# Short problem
Extract the lines that hold the string "nästan".

-- Data excerpts start --

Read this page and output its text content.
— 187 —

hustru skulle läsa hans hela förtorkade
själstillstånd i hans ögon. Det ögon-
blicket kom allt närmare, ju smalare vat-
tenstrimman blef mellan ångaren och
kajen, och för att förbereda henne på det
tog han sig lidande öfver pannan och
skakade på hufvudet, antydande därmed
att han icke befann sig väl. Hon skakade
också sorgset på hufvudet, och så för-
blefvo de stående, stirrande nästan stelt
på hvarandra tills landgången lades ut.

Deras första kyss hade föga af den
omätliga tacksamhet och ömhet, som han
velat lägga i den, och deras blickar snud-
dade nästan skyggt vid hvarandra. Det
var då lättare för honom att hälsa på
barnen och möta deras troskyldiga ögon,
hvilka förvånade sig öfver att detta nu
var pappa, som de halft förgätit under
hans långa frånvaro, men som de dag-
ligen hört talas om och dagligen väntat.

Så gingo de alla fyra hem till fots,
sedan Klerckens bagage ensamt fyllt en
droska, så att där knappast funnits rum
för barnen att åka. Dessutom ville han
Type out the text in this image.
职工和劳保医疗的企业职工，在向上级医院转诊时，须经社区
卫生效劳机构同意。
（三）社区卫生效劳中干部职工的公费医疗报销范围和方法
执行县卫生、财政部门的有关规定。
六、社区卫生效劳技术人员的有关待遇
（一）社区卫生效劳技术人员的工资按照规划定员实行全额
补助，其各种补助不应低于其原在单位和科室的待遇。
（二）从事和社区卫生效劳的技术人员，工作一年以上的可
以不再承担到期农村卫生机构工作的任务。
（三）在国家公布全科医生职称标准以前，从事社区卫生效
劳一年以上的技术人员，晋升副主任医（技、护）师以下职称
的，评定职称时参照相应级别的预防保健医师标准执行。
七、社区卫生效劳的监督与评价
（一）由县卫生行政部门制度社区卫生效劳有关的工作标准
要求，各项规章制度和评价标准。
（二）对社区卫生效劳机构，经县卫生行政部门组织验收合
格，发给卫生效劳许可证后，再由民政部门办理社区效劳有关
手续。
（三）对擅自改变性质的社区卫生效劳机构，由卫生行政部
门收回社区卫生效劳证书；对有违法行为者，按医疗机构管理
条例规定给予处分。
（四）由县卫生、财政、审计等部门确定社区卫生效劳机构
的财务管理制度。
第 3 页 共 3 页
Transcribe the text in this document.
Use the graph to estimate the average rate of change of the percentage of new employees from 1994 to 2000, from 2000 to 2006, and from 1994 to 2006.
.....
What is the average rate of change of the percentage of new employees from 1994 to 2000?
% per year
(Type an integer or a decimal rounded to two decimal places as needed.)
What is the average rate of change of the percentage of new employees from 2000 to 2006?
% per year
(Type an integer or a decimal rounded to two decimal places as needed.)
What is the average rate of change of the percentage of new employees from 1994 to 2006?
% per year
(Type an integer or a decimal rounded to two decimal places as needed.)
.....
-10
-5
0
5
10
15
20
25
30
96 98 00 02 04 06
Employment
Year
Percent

-- Data excerpts end --

# Response to this task
blefvo de stående, stirrande nästan stelt
dade nästan skyggt vid hvarandra. Det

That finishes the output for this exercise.